[Extracts from a graphics dataset]
_____

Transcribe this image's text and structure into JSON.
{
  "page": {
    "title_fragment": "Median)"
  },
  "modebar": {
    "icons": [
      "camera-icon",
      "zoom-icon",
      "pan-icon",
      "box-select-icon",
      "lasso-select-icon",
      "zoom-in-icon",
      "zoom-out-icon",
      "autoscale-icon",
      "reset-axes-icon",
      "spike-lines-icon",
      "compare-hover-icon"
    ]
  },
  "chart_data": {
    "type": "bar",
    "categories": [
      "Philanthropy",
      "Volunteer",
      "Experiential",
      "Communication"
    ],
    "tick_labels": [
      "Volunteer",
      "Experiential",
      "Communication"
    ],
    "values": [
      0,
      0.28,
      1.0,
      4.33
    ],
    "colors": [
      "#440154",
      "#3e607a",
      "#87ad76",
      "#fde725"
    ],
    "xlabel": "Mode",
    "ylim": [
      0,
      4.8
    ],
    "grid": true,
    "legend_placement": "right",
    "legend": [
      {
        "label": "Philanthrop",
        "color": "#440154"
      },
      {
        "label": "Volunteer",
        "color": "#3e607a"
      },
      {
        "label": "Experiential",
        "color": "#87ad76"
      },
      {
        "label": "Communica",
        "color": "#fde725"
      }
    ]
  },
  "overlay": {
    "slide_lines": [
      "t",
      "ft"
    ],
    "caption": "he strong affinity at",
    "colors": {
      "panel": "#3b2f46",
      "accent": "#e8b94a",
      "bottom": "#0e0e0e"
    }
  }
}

_____

_Short task:_
Copy out each record, keeping every word as it is.

_Exercise response:_
Transcribe this image's text and structure into JSON.
{
  "page": {
    "title_fragment": "Median)"
  },
  "modebar": {
    "icons": [
      "camera-icon",
      "zoom-icon",
      "pan-icon",
      "box-select-icon",
      "lasso-select-icon",
      "zoom-in-icon",
      "zoom-out-icon",
      "autoscale-icon",
      "reset-axes-icon",
      "spike-lines-icon",
      "compare-hover-icon"
    ]
  },
  "chart_data": {
    "type": "bar",
    "categories": [
      "Philanthropy",
      "Volunteer",
      "Experiential",
      "Communication"
    ],
    "tick_labels": [
      "Volunteer",
      "Experiential",
      "Communication"
    ],
    "values": [
      0,
      0.28,
      1.0,
      4.33
    ],
    "colors": [
      "#440154",
      "#3e607a",
      "#87ad76",
      "#fde725"
    ],
    "xlabel": "Mode",
    "ylim": [
      0,
      4.8
    ],
    "grid": true,
    "legend_placement": "right",
    "legend": [
      {
        "label": "Philanthrop",
        "color": "#440154"
      },
      {
        "label": "Volunteer",
        "color": "#3e607a"
      },
      {
        "label": "Experiential",
        "color": "#87ad76"
      },
      {
        "label": "Communica",
        "color": "#fde725"
      }
    ]
  },
  "overlay": {
    "slide_lines": [
      "t",
      "ft"
    ],
    "caption": "he strong affinity at",
    "colors": {
      "panel": "#3b2f46",
      "accent": "#e8b94a",
      "bottom": "#0e0e0e"
    }
  }
}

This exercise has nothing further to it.